Document structure recognition data
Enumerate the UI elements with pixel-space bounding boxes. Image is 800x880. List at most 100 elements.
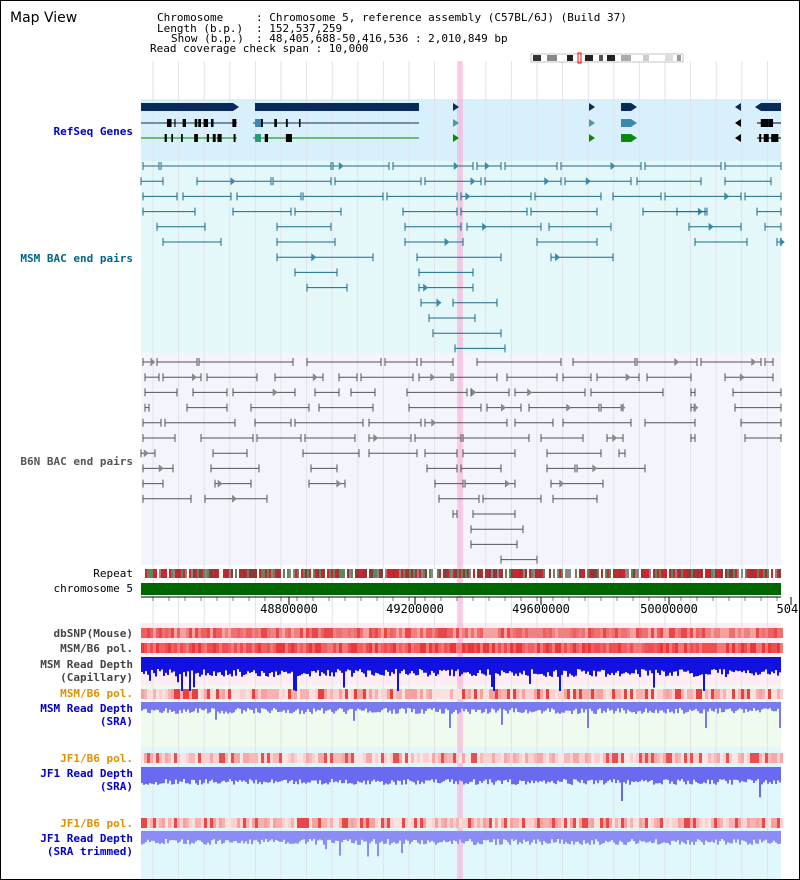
track-label-b6n-bac[interactable]: B6N BAC end pairs xyxy=(20,455,133,468)
depth-bar xyxy=(713,702,715,712)
track-label-refseq[interactable]: RefSeq Genes xyxy=(53,125,133,138)
gene-exon xyxy=(169,119,172,127)
heat-cell xyxy=(705,643,708,653)
depth-bar xyxy=(537,702,539,711)
depth-bar xyxy=(389,702,391,711)
depth-bar xyxy=(241,702,243,714)
track-label-jf1-depth-1[interactable]: JF1 Read Depth xyxy=(40,767,133,780)
depth-bar xyxy=(297,657,299,676)
depth-bar xyxy=(269,831,271,841)
track-label-msm-depth-sra-1[interactable]: MSM Read Depth xyxy=(40,702,133,715)
heat-cell xyxy=(699,628,702,638)
heat-cell xyxy=(171,628,174,638)
heat-cell xyxy=(780,643,783,653)
heat-cell xyxy=(741,818,744,828)
repeat-segment xyxy=(661,569,663,578)
depth-bar xyxy=(293,657,295,691)
heat-cell xyxy=(681,753,684,763)
heat-cell xyxy=(615,628,618,638)
heat-cell xyxy=(336,628,339,638)
heat-cell xyxy=(261,689,264,699)
depth-bar xyxy=(591,831,593,841)
heat-cell xyxy=(768,753,771,763)
heat-cell xyxy=(672,643,675,653)
heat-cell xyxy=(597,818,600,828)
heat-cell xyxy=(393,643,396,653)
heat-cell xyxy=(201,753,204,763)
repeat-segment xyxy=(447,569,449,578)
heat-cell xyxy=(645,628,648,638)
depth-bar xyxy=(235,767,237,781)
heat-cell xyxy=(624,689,627,699)
depth-bar xyxy=(295,767,297,782)
heat-cell xyxy=(339,818,342,828)
heat-cell xyxy=(360,643,363,653)
heat-cell xyxy=(522,628,525,638)
depth-bar xyxy=(545,831,547,843)
heat-cell xyxy=(504,689,507,699)
depth-bar xyxy=(259,767,261,783)
depth-bar xyxy=(313,657,315,672)
depth-bar xyxy=(747,702,749,712)
track-label-jf1-b6-pol-2[interactable]: JF1/B6 pol. xyxy=(60,817,133,830)
heat-cell xyxy=(609,818,612,828)
heat-cell xyxy=(567,643,570,653)
track-label-dbsnp[interactable]: dbSNP(Mouse) xyxy=(53,627,133,640)
depth-bar xyxy=(563,831,565,845)
depth-bar xyxy=(599,702,601,709)
heat-cell xyxy=(411,628,414,638)
heat-cell xyxy=(204,628,207,638)
track-label-msm-b6-pol[interactable]: MSM/B6 pol. xyxy=(60,642,133,655)
heat-cell xyxy=(480,753,483,763)
track-label-msm-b6-pol-sra[interactable]: MSM/B6 pol. xyxy=(60,687,133,700)
repeat-segment xyxy=(287,569,289,578)
depth-bar xyxy=(485,702,487,709)
heat-cell xyxy=(159,689,162,699)
gene-exon xyxy=(774,134,778,142)
depth-bar xyxy=(283,657,285,673)
depth-bar xyxy=(463,831,465,844)
depth-bar xyxy=(141,831,143,845)
heat-cell xyxy=(627,689,630,699)
depth-bar xyxy=(397,702,399,714)
repeat-segment xyxy=(279,569,281,578)
repeat-segment xyxy=(585,569,587,578)
bac-end-marker xyxy=(232,494,238,503)
heat-cell xyxy=(168,643,171,653)
track-label-msm-depth-cap-1[interactable]: MSM Read Depth xyxy=(40,658,133,671)
depth-bar xyxy=(271,657,273,673)
heat-cell xyxy=(594,689,597,699)
depth-bar xyxy=(485,767,487,780)
heat-cell xyxy=(690,628,693,638)
depth-bar xyxy=(275,767,277,782)
depth-bar xyxy=(341,831,343,843)
heat-cell xyxy=(474,753,477,763)
depth-bar xyxy=(277,767,279,783)
heat-cell xyxy=(672,818,675,828)
depth-bar xyxy=(569,657,571,674)
depth-bar xyxy=(333,831,335,844)
depth-bar xyxy=(615,657,617,673)
gene-exon xyxy=(288,134,292,142)
heat-cell xyxy=(480,628,483,638)
depth-bar xyxy=(513,702,515,713)
depth-bar xyxy=(545,702,547,711)
depth-bar xyxy=(645,767,647,781)
depth-bar xyxy=(385,702,387,709)
depth-bar xyxy=(761,657,763,672)
depth-bar xyxy=(735,702,737,712)
repeat-segment xyxy=(685,569,687,578)
repeat-segment xyxy=(705,569,707,578)
heat-cell xyxy=(612,643,615,653)
gene-bar xyxy=(761,103,781,111)
track-label-msm-bac[interactable]: MSM BAC end pairs xyxy=(20,252,133,265)
depth-bar xyxy=(451,702,453,714)
depth-bar xyxy=(203,831,205,845)
track-label-jf1-depth-trim-1[interactable]: JF1 Read Depth xyxy=(40,832,133,845)
heat-cell xyxy=(243,689,246,699)
depth-bar xyxy=(663,831,665,843)
heat-cell xyxy=(339,643,342,653)
track-label-jf1-b6-pol[interactable]: JF1/B6 pol. xyxy=(60,752,133,765)
depth-bar xyxy=(233,831,235,842)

* **Task instructions**:
Only the lines that contain the string "exon" are to be copied from the records.

* **Solution**:
gene-exon xyxy=(169,119,172,127)
gene-exon xyxy=(774,134,778,142)
gene-exon xyxy=(288,134,292,142)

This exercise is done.